→ EXERCISE AIM
Quote the entries word for word. Omit the pictures.

(Data entries for graphics)
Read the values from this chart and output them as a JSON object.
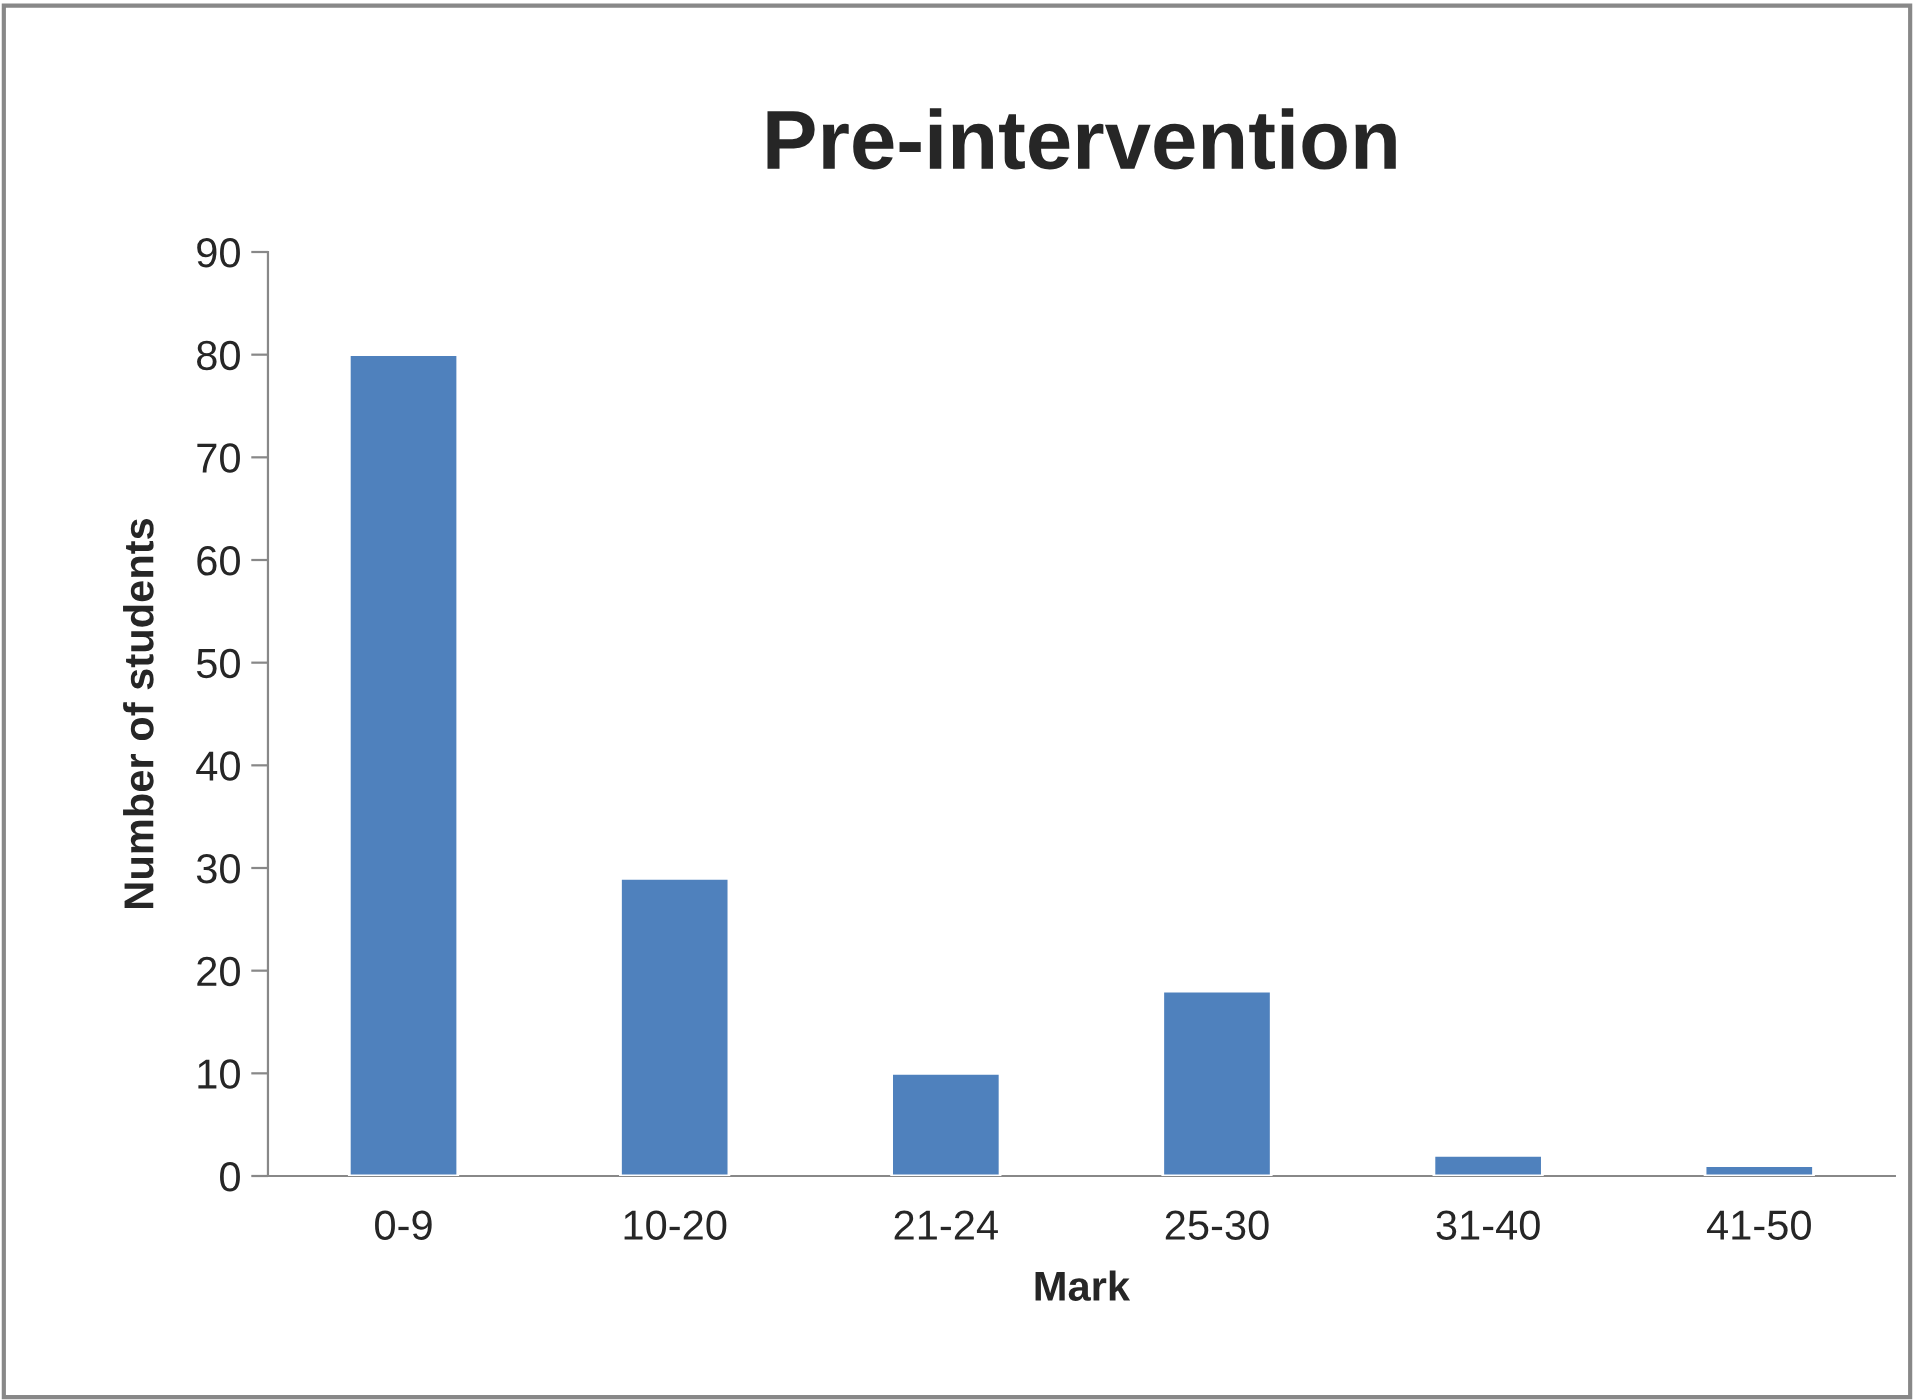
{
  "chart_data": {
    "type": "bar",
    "title": "Pre-intervention",
    "xlabel": "Mark",
    "ylabel": "Number of students",
    "categories": [
      "0-9",
      "10-20",
      "21-24",
      "25-30",
      "31-40",
      "41-50"
    ],
    "values": [
      80,
      29,
      10,
      18,
      2,
      1
    ],
    "color": "#4f81bd",
    "ylim": [
      0,
      90
    ],
    "yticks": [
      0,
      10,
      20,
      30,
      40,
      50,
      60,
      70,
      80,
      90
    ],
    "grid": false,
    "legend": false
  }
}
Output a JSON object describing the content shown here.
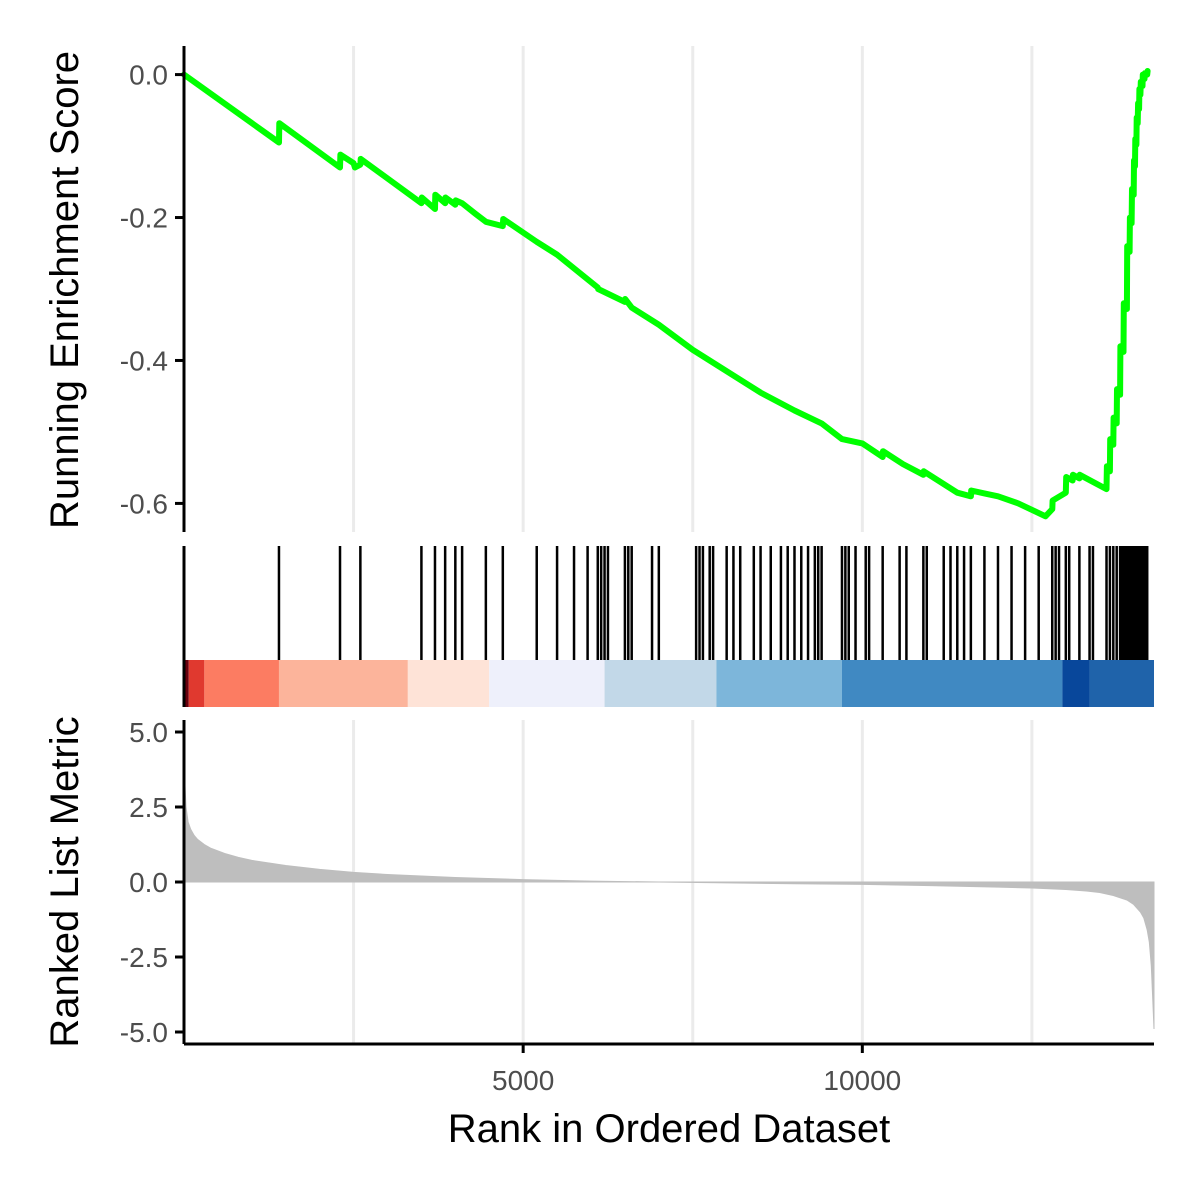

→ RESPONSE TO THIS TASK
Read the values from this chart and output them as a JSON object.
{
  "chart_data": {
    "type": "bar",
    "title": "Pre-intervention",
    "xlabel": "Mark",
    "ylabel": "Number of students",
    "categories": [
      "0-9",
      "10-20",
      "21-24",
      "25-30",
      "31-40",
      "41-50"
    ],
    "values": [
      80,
      29,
      10,
      18,
      2,
      1
    ],
    "color": "#4f81bd",
    "ylim": [
      0,
      90
    ],
    "yticks": [
      0,
      10,
      20,
      30,
      40,
      50,
      60,
      70,
      80,
      90
    ],
    "grid": false,
    "legend": false
  }
}
Output a JSON object describing the content shown here.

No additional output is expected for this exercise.